[Dataset rows about figures]
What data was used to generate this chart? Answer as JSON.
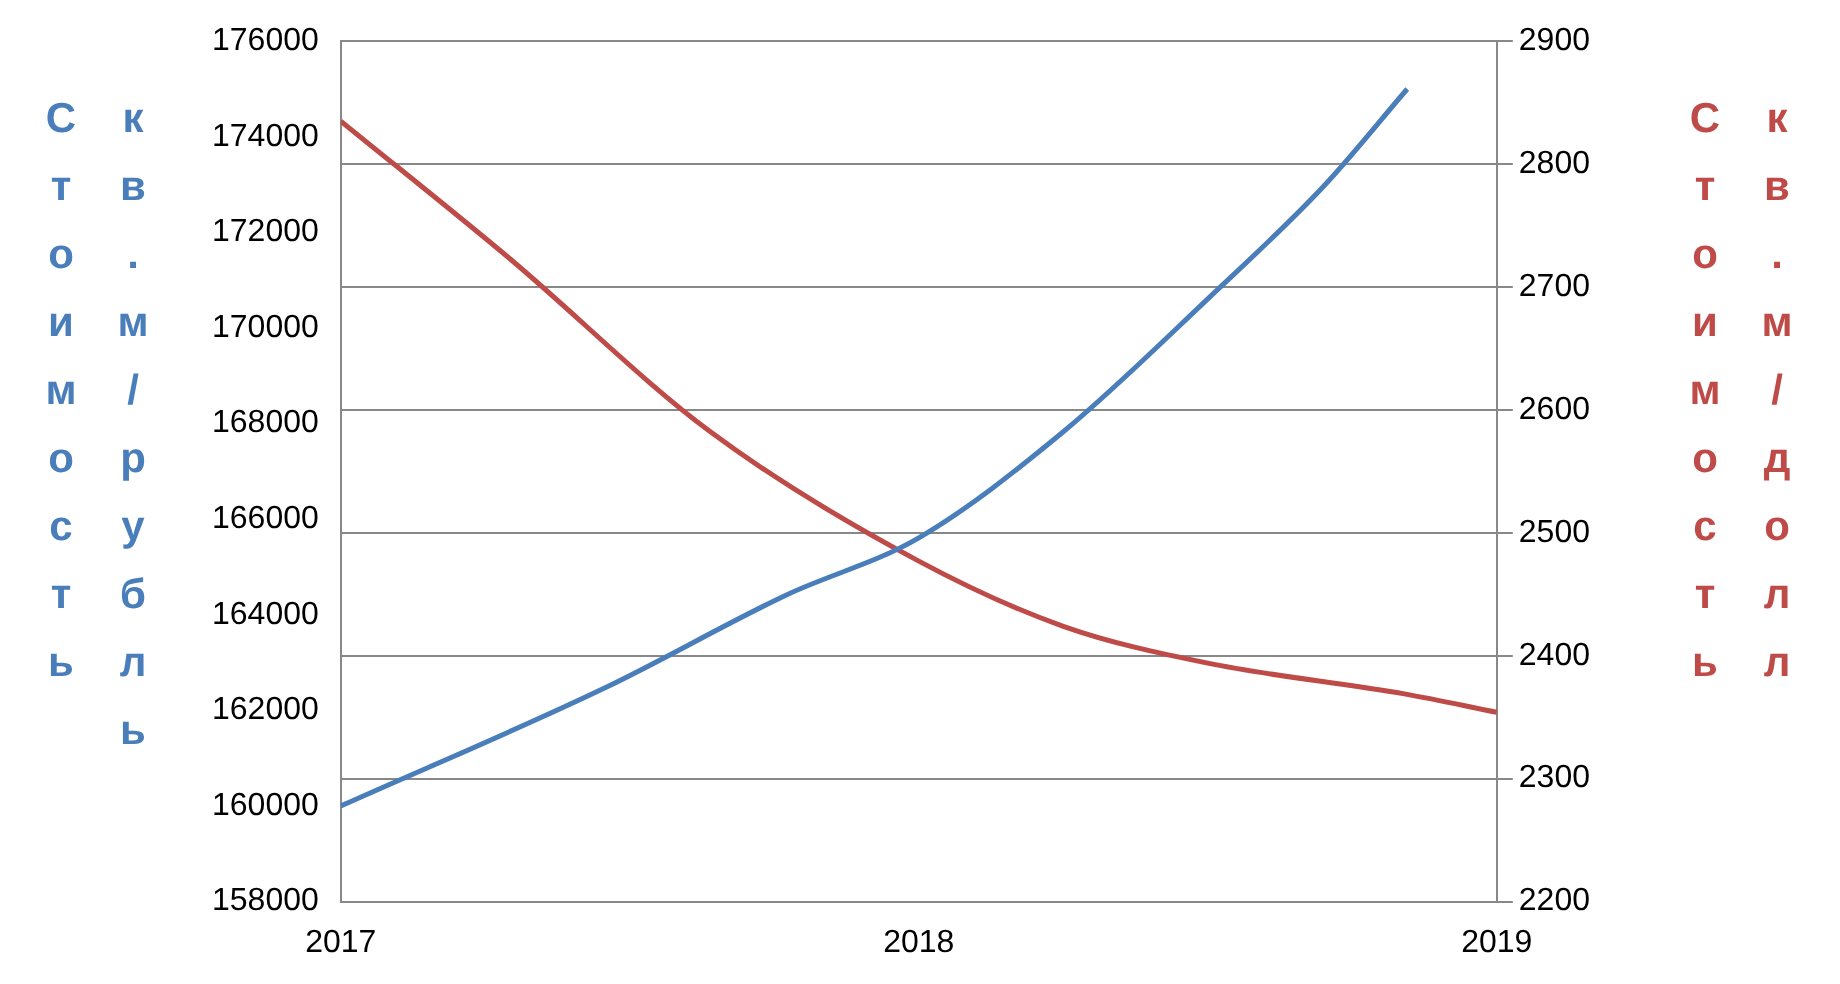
{
  "chart_data": {
    "type": "line",
    "ylabel": "Стоимость кв.м/рубль",
    "y2label": "Стоимость кв.м/долл",
    "xlim": [
      2017,
      2019
    ],
    "xticks": [
      2017,
      2018,
      2019
    ],
    "ylim": [
      158000,
      176000
    ],
    "yticks": [
      158000,
      160000,
      162000,
      164000,
      166000,
      168000,
      170000,
      172000,
      174000,
      176000
    ],
    "y2lim": [
      2200,
      2900
    ],
    "y2ticks": [
      2200,
      2300,
      2400,
      2500,
      2600,
      2700,
      2800,
      2900
    ],
    "grid": true,
    "legend": false,
    "marker": "none",
    "line_style": "solid",
    "series": [
      {
        "color": "#4a7ebb",
        "x": [
          2017,
          2017.46,
          2017.77,
          2018,
          2018.25,
          2018.5,
          2018.7,
          2018.845
        ],
        "values": [
          160000,
          162490,
          164410,
          165610,
          167830,
          170610,
          172960,
          175000
        ]
      },
      {
        "color": "#be4b48",
        "axis": "y2",
        "x": [
          2017,
          2017.29,
          2017.64,
          2018,
          2018.25,
          2018.5,
          2018.84,
          2019
        ],
        "values": [
          2835,
          2724,
          2582,
          2477,
          2424,
          2394,
          2369,
          2354
        ]
      }
    ]
  }
}
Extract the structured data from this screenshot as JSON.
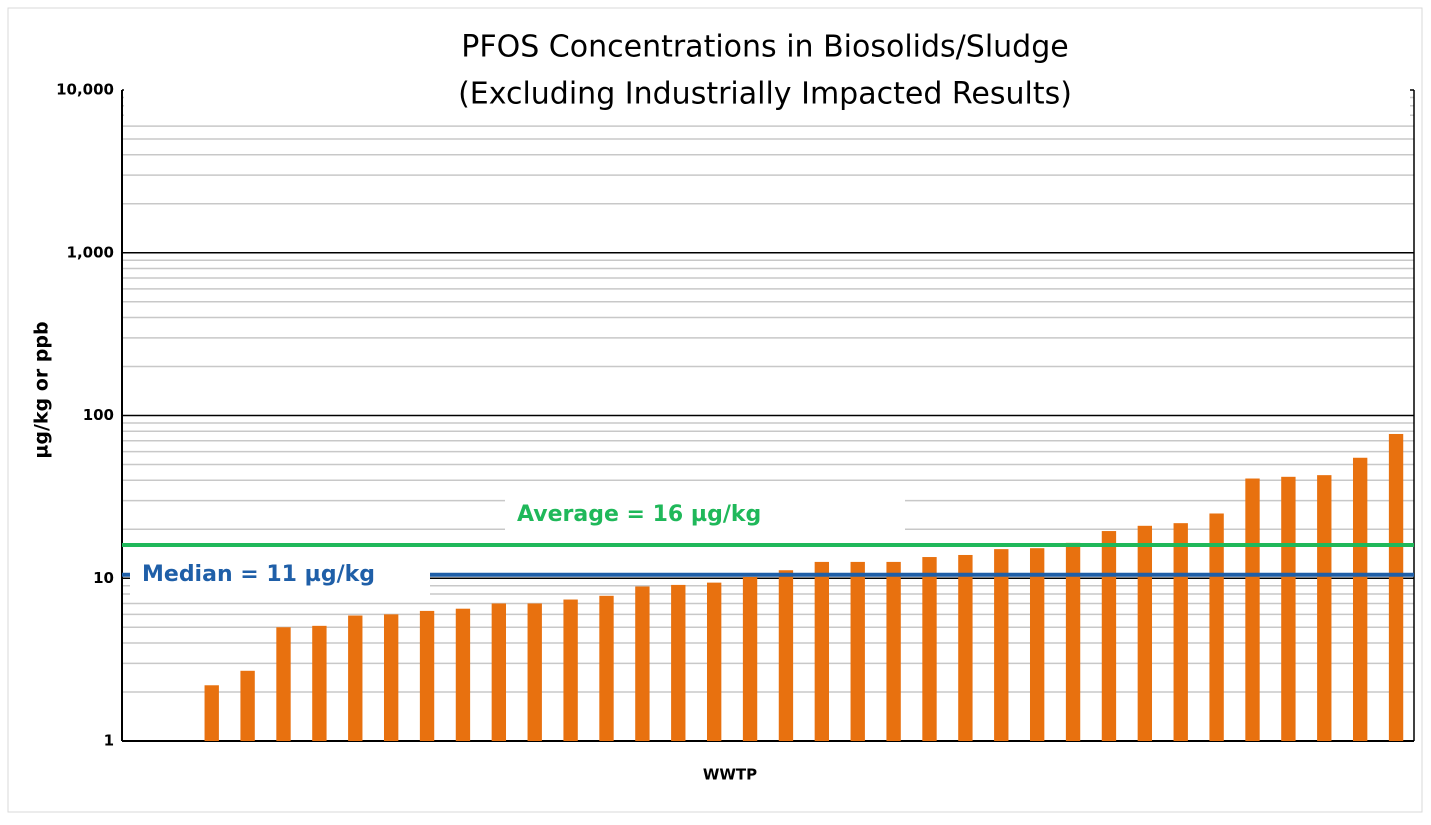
{
  "chart_data": {
    "type": "bar",
    "title": "PFOS Concentrations in Biosolids/Sludge",
    "subtitle": "(Excluding Industrially Impacted Results)",
    "x_label": "WWTP",
    "y_label": "µg/kg or ppb",
    "categories": [
      null,
      null,
      null,
      null,
      null,
      null,
      null,
      null,
      null,
      null,
      null,
      null,
      null,
      null,
      null,
      null,
      null,
      null,
      null,
      null,
      null,
      null,
      null,
      null,
      null,
      null,
      null,
      null,
      null,
      null,
      null,
      null,
      null,
      null,
      null,
      null
    ],
    "values": [
      null,
      null,
      2.2,
      2.7,
      5.0,
      5.1,
      5.9,
      6.0,
      6.3,
      6.5,
      7.0,
      7.0,
      7.4,
      7.8,
      8.9,
      9.1,
      9.4,
      10.2,
      11.2,
      12.6,
      12.6,
      12.6,
      13.5,
      13.9,
      15.1,
      15.3,
      16.5,
      19.5,
      21,
      21.8,
      25,
      41,
      42,
      43,
      55,
      77
    ],
    "color": "#e8710f",
    "log_scale": true,
    "ylim": [
      1,
      10000
    ],
    "yticks": [
      1,
      10,
      100,
      {
        "value": 1000,
        "label": "1,000"
      },
      {
        "value": 10000,
        "label": "10,000"
      }
    ],
    "minor_yticks": [
      2,
      3,
      4,
      5,
      6,
      7,
      8,
      9,
      20,
      30,
      40,
      50,
      60,
      70,
      80,
      90,
      200,
      300,
      400,
      500,
      600,
      700,
      800,
      900,
      2000,
      3000,
      4000,
      5000,
      6000,
      7000,
      8000,
      9000
    ],
    "grid": true,
    "reference_lines": [
      {
        "label": "Average = 16 µg/kg",
        "value": 16,
        "color": "#1fb85a"
      },
      {
        "label": "Median = 11 µg/kg",
        "value": 10.5,
        "color": "#1f5fa8"
      }
    ]
  }
}
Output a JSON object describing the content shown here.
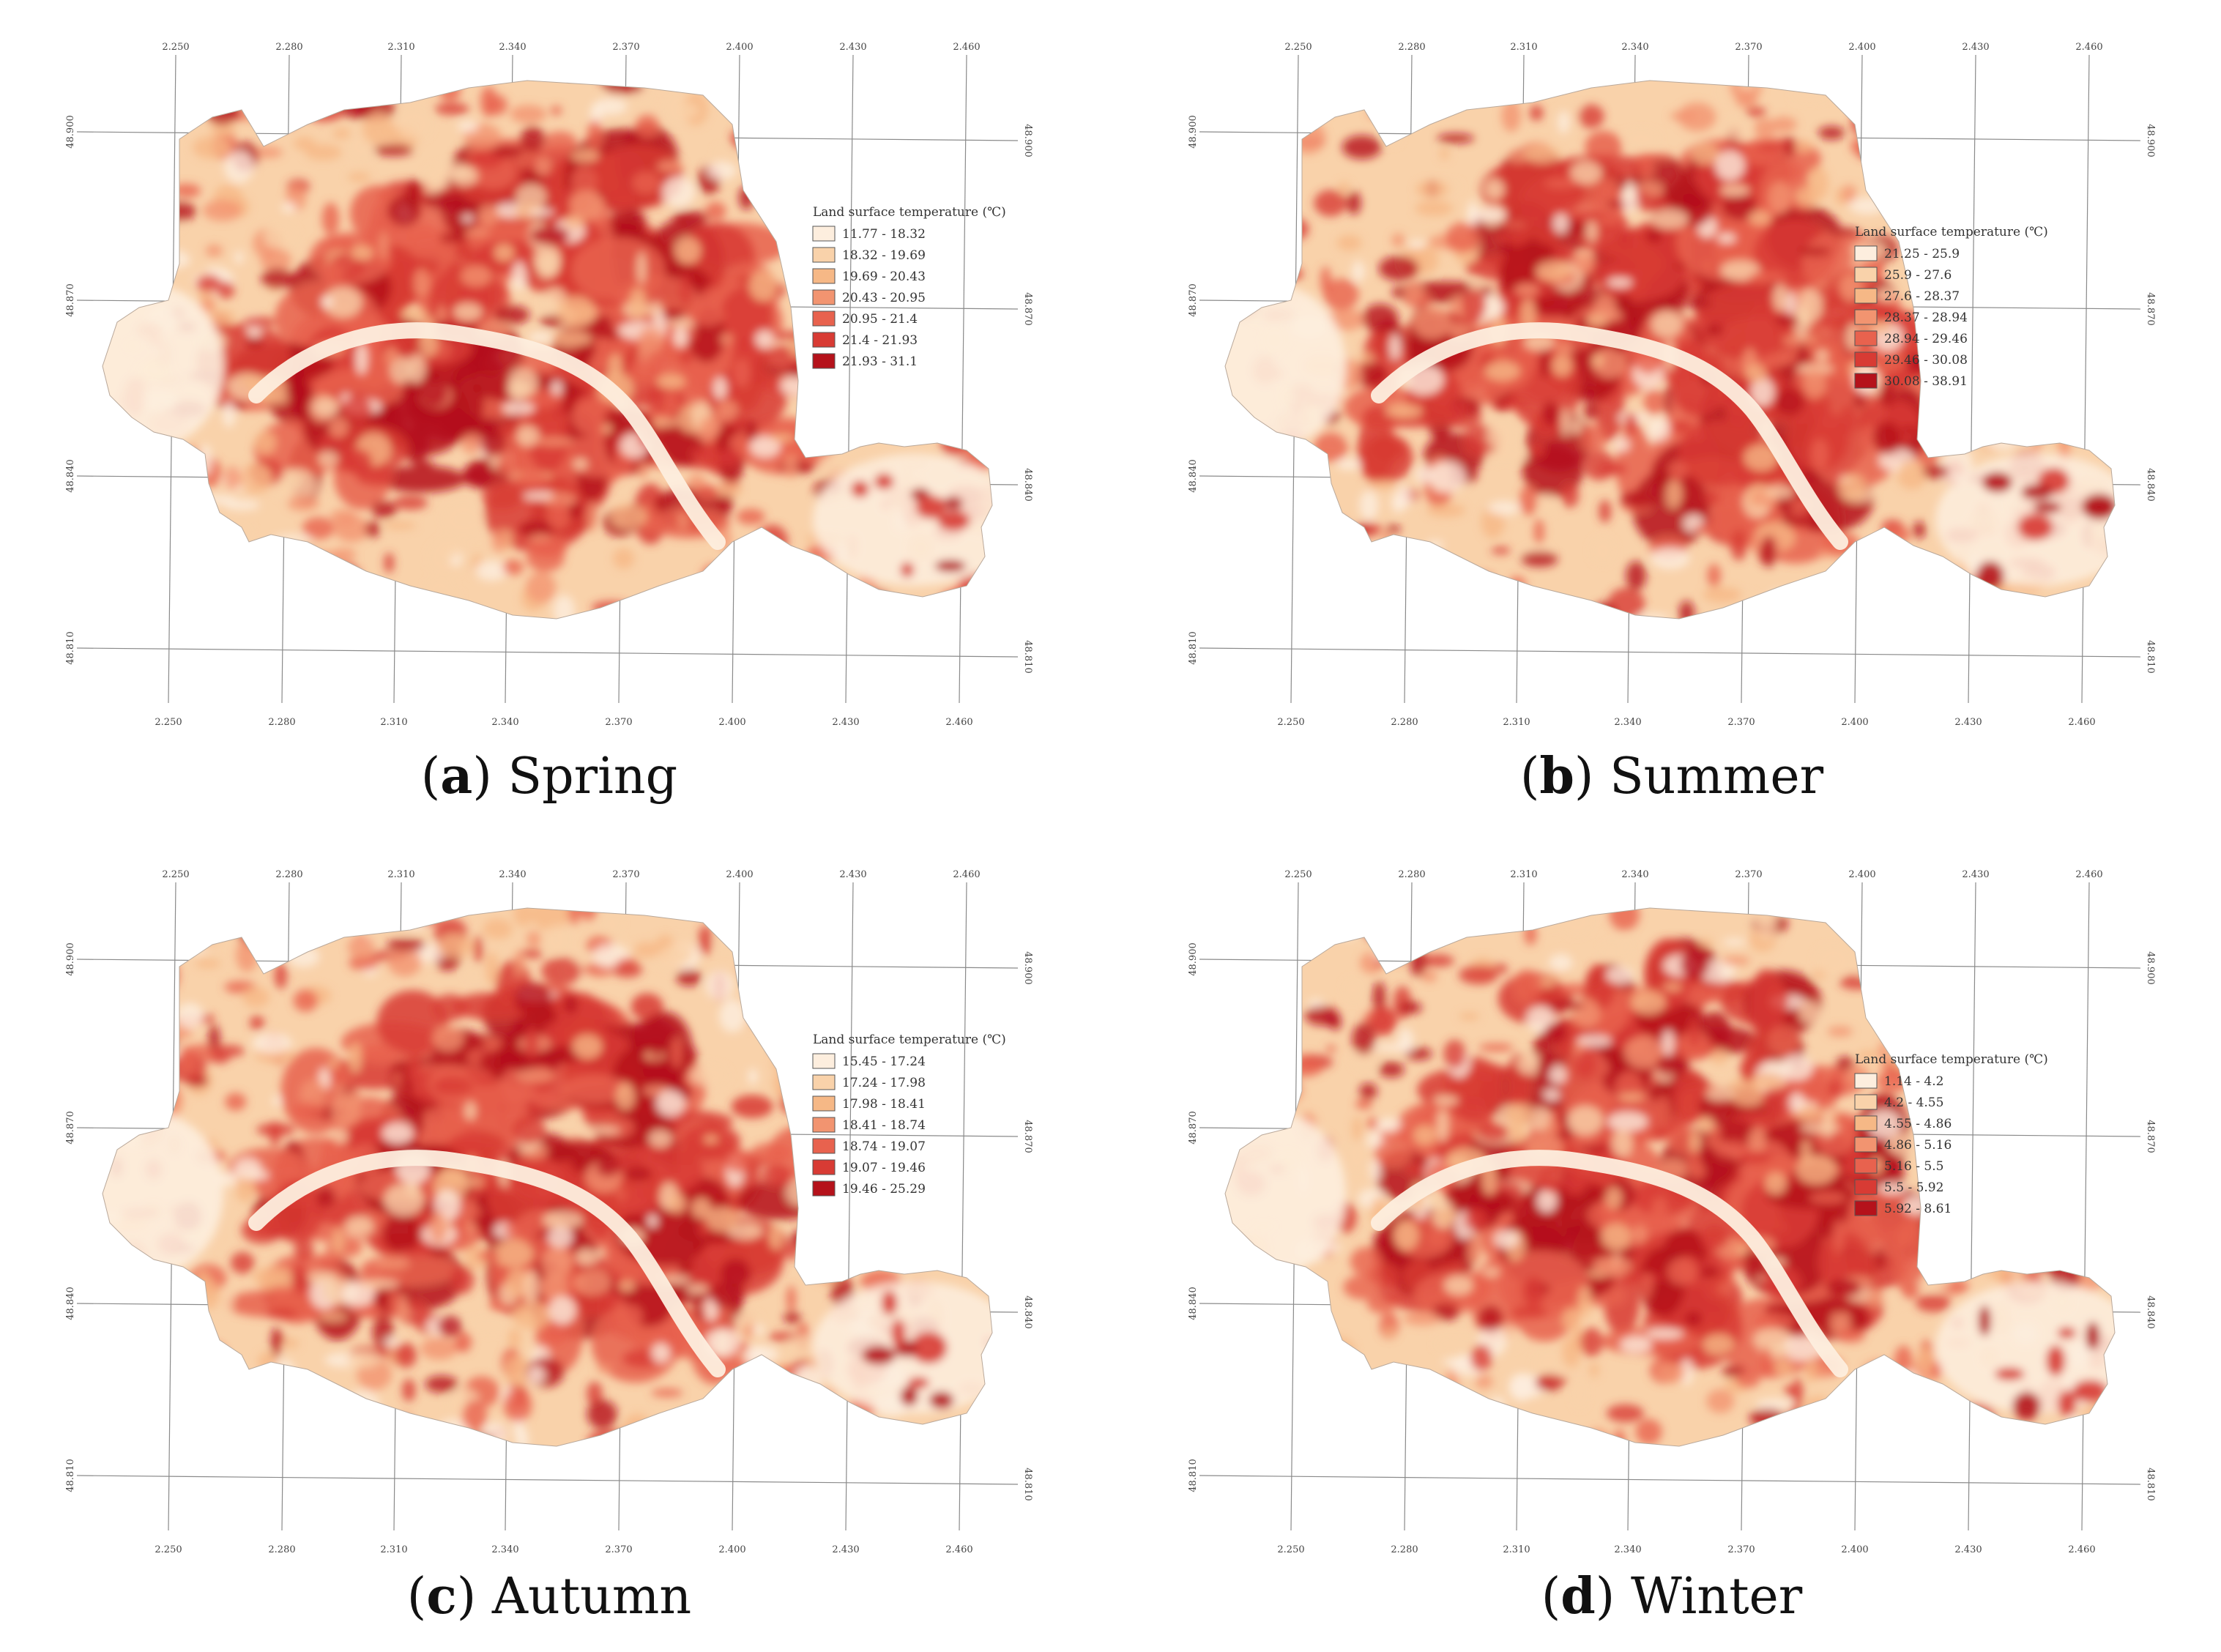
{
  "palette": [
    "#fdeede",
    "#f9d2aa",
    "#f6b886",
    "#f29470",
    "#e8624e",
    "#d83b34",
    "#b5121b"
  ],
  "grid": {
    "lon_ticks": [
      "2.250",
      "2.280",
      "2.310",
      "2.340",
      "2.370",
      "2.400",
      "2.430",
      "2.460"
    ],
    "lat_ticks": [
      "48.900",
      "48.870",
      "48.840",
      "48.810"
    ]
  },
  "panels": [
    {
      "letter": "a",
      "season": "Spring",
      "legend_title": "Land surface temperature (℃)",
      "classes": [
        "11.77 - 18.32",
        "18.32 - 19.69",
        "19.69 - 20.43",
        "20.43 - 20.95",
        "20.95 - 21.4",
        "21.4 - 21.93",
        "21.93 - 31.1"
      ]
    },
    {
      "letter": "b",
      "season": "Summer",
      "legend_title": "Land surface temperature (℃)",
      "classes": [
        "21.25 - 25.9",
        "25.9 - 27.6",
        "27.6 - 28.37",
        "28.37 - 28.94",
        "28.94 - 29.46",
        "29.46 - 30.08",
        "30.08 - 38.91"
      ]
    },
    {
      "letter": "c",
      "season": "Autumn",
      "legend_title": "Land surface temperature (℃)",
      "classes": [
        "15.45 - 17.24",
        "17.24 - 17.98",
        "17.98 - 18.41",
        "18.41 - 18.74",
        "18.74 - 19.07",
        "19.07 - 19.46",
        "19.46 - 25.29"
      ]
    },
    {
      "letter": "d",
      "season": "Winter",
      "legend_title": "Land surface temperature (℃)",
      "classes": [
        "1.14 - 4.2",
        "4.2 - 4.55",
        "4.55 - 4.86",
        "4.86 - 5.16",
        "5.16 - 5.5",
        "5.5 - 5.92",
        "5.92 - 8.61"
      ]
    }
  ]
}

● WHAT THE TASK REQUIRES: Are you able to set down all the lines above exactly, without any pictures?

● THE ANSWER:
What data was used to generate this chart? Answer as JSON.
{
  "chart_data": {
    "type": "line",
    "ylabel": "Стоимость кв.м/рубль",
    "y2label": "Стоимость кв.м/долл",
    "xlim": [
      2017,
      2019
    ],
    "xticks": [
      2017,
      2018,
      2019
    ],
    "ylim": [
      158000,
      176000
    ],
    "yticks": [
      158000,
      160000,
      162000,
      164000,
      166000,
      168000,
      170000,
      172000,
      174000,
      176000
    ],
    "y2lim": [
      2200,
      2900
    ],
    "y2ticks": [
      2200,
      2300,
      2400,
      2500,
      2600,
      2700,
      2800,
      2900
    ],
    "grid": true,
    "legend": false,
    "marker": "none",
    "line_style": "solid",
    "series": [
      {
        "color": "#4a7ebb",
        "x": [
          2017,
          2017.46,
          2017.77,
          2018,
          2018.25,
          2018.5,
          2018.7,
          2018.845
        ],
        "values": [
          160000,
          162490,
          164410,
          165610,
          167830,
          170610,
          172960,
          175000
        ]
      },
      {
        "color": "#be4b48",
        "axis": "y2",
        "x": [
          2017,
          2017.29,
          2017.64,
          2018,
          2018.25,
          2018.5,
          2018.84,
          2019
        ],
        "values": [
          2835,
          2724,
          2582,
          2477,
          2424,
          2394,
          2369,
          2354
        ]
      }
    ]
  }
}
Extract the structured data from this screenshot as JSON.
{
  "chart_data": {
    "type": "bar",
    "title": "PFOS Concentrations in Biosolids/Sludge",
    "subtitle": "(Excluding Industrially Impacted Results)",
    "x_label": "WWTP",
    "y_label": "µg/kg or ppb",
    "categories": [
      null,
      null,
      null,
      null,
      null,
      null,
      null,
      null,
      null,
      null,
      null,
      null,
      null,
      null,
      null,
      null,
      null,
      null,
      null,
      null,
      null,
      null,
      null,
      null,
      null,
      null,
      null,
      null,
      null,
      null,
      null,
      null,
      null,
      null,
      null,
      null
    ],
    "values": [
      null,
      null,
      2.2,
      2.7,
      5.0,
      5.1,
      5.9,
      6.0,
      6.3,
      6.5,
      7.0,
      7.0,
      7.4,
      7.8,
      8.9,
      9.1,
      9.4,
      10.2,
      11.2,
      12.6,
      12.6,
      12.6,
      13.5,
      13.9,
      15.1,
      15.3,
      16.5,
      19.5,
      21,
      21.8,
      25,
      41,
      42,
      43,
      55,
      77
    ],
    "color": "#e8710f",
    "log_scale": true,
    "ylim": [
      1,
      10000
    ],
    "yticks": [
      1,
      10,
      100,
      {
        "value": 1000,
        "label": "1,000"
      },
      {
        "value": 10000,
        "label": "10,000"
      }
    ],
    "minor_yticks": [
      2,
      3,
      4,
      5,
      6,
      7,
      8,
      9,
      20,
      30,
      40,
      50,
      60,
      70,
      80,
      90,
      200,
      300,
      400,
      500,
      600,
      700,
      800,
      900,
      2000,
      3000,
      4000,
      5000,
      6000,
      7000,
      8000,
      9000
    ],
    "grid": true,
    "reference_lines": [
      {
        "label": "Average = 16 µg/kg",
        "value": 16,
        "color": "#1fb85a"
      },
      {
        "label": "Median = 11 µg/kg",
        "value": 10.5,
        "color": "#1f5fa8"
      }
    ]
  }
}
Output a JSON object describing the content shown here.
{
  "palette": [
    "#fdeede",
    "#f9d2aa",
    "#f6b886",
    "#f29470",
    "#e8624e",
    "#d83b34",
    "#b5121b"
  ],
  "grid": {
    "lon_ticks": [
      "2.250",
      "2.280",
      "2.310",
      "2.340",
      "2.370",
      "2.400",
      "2.430",
      "2.460"
    ],
    "lat_ticks": [
      "48.900",
      "48.870",
      "48.840",
      "48.810"
    ]
  },
  "panels": [
    {
      "letter": "a",
      "season": "Spring",
      "legend_title": "Land surface temperature (℃)",
      "classes": [
        "11.77 - 18.32",
        "18.32 - 19.69",
        "19.69 - 20.43",
        "20.43 - 20.95",
        "20.95 - 21.4",
        "21.4 - 21.93",
        "21.93 - 31.1"
      ]
    },
    {
      "letter": "b",
      "season": "Summer",
      "legend_title": "Land surface temperature (℃)",
      "classes": [
        "21.25 - 25.9",
        "25.9 - 27.6",
        "27.6 - 28.37",
        "28.37 - 28.94",
        "28.94 - 29.46",
        "29.46 - 30.08",
        "30.08 - 38.91"
      ]
    },
    {
      "letter": "c",
      "season": "Autumn",
      "legend_title": "Land surface temperature (℃)",
      "classes": [
        "15.45 - 17.24",
        "17.24 - 17.98",
        "17.98 - 18.41",
        "18.41 - 18.74",
        "18.74 - 19.07",
        "19.07 - 19.46",
        "19.46 - 25.29"
      ]
    },
    {
      "letter": "d",
      "season": "Winter",
      "legend_title": "Land surface temperature (℃)",
      "classes": [
        "1.14 - 4.2",
        "4.2 - 4.55",
        "4.55 - 4.86",
        "4.86 - 5.16",
        "5.16 - 5.5",
        "5.5 - 5.92",
        "5.92 - 8.61"
      ]
    }
  ]
}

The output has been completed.